### Task statement
All of the material below is to be retyped exactly.

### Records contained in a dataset
--

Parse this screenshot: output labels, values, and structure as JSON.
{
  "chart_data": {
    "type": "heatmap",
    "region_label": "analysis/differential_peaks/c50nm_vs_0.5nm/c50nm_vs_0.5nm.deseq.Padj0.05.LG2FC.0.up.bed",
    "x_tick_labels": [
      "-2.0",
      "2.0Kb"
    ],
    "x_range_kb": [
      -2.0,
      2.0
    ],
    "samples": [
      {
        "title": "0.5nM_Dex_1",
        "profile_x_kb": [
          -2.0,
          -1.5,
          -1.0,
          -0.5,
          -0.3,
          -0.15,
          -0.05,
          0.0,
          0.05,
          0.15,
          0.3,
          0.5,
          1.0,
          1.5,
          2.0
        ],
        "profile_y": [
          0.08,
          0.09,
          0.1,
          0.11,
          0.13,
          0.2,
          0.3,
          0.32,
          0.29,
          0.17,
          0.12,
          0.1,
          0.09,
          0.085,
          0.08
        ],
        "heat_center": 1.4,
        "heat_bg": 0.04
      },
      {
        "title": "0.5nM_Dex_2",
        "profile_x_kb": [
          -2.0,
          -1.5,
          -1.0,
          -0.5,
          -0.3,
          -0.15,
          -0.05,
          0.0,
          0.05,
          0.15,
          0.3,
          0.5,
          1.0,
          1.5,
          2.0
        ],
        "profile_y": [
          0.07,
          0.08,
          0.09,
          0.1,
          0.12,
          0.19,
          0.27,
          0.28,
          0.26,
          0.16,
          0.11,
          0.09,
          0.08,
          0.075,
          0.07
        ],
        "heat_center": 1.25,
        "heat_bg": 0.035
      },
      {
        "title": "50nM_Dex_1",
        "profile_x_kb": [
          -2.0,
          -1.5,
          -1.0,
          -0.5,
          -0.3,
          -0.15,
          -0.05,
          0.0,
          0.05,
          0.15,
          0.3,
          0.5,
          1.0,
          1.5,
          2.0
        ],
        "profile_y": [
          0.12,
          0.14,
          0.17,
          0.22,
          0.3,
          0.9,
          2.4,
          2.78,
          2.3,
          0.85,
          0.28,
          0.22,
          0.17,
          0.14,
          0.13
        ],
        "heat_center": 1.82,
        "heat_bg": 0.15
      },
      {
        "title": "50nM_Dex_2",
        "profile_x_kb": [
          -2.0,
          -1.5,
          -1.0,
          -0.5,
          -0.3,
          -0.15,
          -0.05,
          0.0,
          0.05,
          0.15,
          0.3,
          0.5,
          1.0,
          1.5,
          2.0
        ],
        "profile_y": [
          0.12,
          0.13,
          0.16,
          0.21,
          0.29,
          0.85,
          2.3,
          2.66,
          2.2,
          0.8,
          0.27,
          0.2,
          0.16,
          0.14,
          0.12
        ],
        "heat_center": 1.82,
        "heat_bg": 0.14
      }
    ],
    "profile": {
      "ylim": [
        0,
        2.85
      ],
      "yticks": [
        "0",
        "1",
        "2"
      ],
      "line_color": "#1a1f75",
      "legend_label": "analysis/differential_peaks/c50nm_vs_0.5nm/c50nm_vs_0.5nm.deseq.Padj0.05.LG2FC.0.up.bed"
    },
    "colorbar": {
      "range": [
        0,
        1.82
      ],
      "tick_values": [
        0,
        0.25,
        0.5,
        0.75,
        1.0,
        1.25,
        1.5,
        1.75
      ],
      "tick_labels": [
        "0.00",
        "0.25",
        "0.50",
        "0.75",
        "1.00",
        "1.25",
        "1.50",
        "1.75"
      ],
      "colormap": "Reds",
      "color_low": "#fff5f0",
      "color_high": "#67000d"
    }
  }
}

--

### Right answer
Parse this screenshot: output labels, values, and structure as JSON.
{
  "chart_data": {
    "type": "heatmap",
    "region_label": "analysis/differential_peaks/c50nm_vs_0.5nm/c50nm_vs_0.5nm.deseq.Padj0.05.LG2FC.0.up.bed",
    "x_tick_labels": [
      "-2.0",
      "2.0Kb"
    ],
    "x_range_kb": [
      -2.0,
      2.0
    ],
    "samples": [
      {
        "title": "0.5nM_Dex_1",
        "profile_x_kb": [
          -2.0,
          -1.5,
          -1.0,
          -0.5,
          -0.3,
          -0.15,
          -0.05,
          0.0,
          0.05,
          0.15,
          0.3,
          0.5,
          1.0,
          1.5,
          2.0
        ],
        "profile_y": [
          0.08,
          0.09,
          0.1,
          0.11,
          0.13,
          0.2,
          0.3,
          0.32,
          0.29,
          0.17,
          0.12,
          0.1,
          0.09,
          0.085,
          0.08
        ],
        "heat_center": 1.4,
        "heat_bg": 0.04
      },
      {
        "title": "0.5nM_Dex_2",
        "profile_x_kb": [
          -2.0,
          -1.5,
          -1.0,
          -0.5,
          -0.3,
          -0.15,
          -0.05,
          0.0,
          0.05,
          0.15,
          0.3,
          0.5,
          1.0,
          1.5,
          2.0
        ],
        "profile_y": [
          0.07,
          0.08,
          0.09,
          0.1,
          0.12,
          0.19,
          0.27,
          0.28,
          0.26,
          0.16,
          0.11,
          0.09,
          0.08,
          0.075,
          0.07
        ],
        "heat_center": 1.25,
        "heat_bg": 0.035
      },
      {
        "title": "50nM_Dex_1",
        "profile_x_kb": [
          -2.0,
          -1.5,
          -1.0,
          -0.5,
          -0.3,
          -0.15,
          -0.05,
          0.0,
          0.05,
          0.15,
          0.3,
          0.5,
          1.0,
          1.5,
          2.0
        ],
        "profile_y": [
          0.12,
          0.14,
          0.17,
          0.22,
          0.3,
          0.9,
          2.4,
          2.78,
          2.3,
          0.85,
          0.28,
          0.22,
          0.17,
          0.14,
          0.13
        ],
        "heat_center": 1.82,
        "heat_bg": 0.15
      },
      {
        "title": "50nM_Dex_2",
        "profile_x_kb": [
          -2.0,
          -1.5,
          -1.0,
          -0.5,
          -0.3,
          -0.15,
          -0.05,
          0.0,
          0.05,
          0.15,
          0.3,
          0.5,
          1.0,
          1.5,
          2.0
        ],
        "profile_y": [
          0.12,
          0.13,
          0.16,
          0.21,
          0.29,
          0.85,
          2.3,
          2.66,
          2.2,
          0.8,
          0.27,
          0.2,
          0.16,
          0.14,
          0.12
        ],
        "heat_center": 1.82,
        "heat_bg": 0.14
      }
    ],
    "profile": {
      "ylim": [
        0,
        2.85
      ],
      "yticks": [
        "0",
        "1",
        "2"
      ],
      "line_color": "#1a1f75",
      "legend_label": "analysis/differential_peaks/c50nm_vs_0.5nm/c50nm_vs_0.5nm.deseq.Padj0.05.LG2FC.0.up.bed"
    },
    "colorbar": {
      "range": [
        0,
        1.82
      ],
      "tick_values": [
        0,
        0.25,
        0.5,
        0.75,
        1.0,
        1.25,
        1.5,
        1.75
      ],
      "tick_labels": [
        "0.00",
        "0.25",
        "0.50",
        "0.75",
        "1.00",
        "1.25",
        "1.50",
        "1.75"
      ],
      "colormap": "Reds",
      "color_low": "#fff5f0",
      "color_high": "#67000d"
    }
  }
}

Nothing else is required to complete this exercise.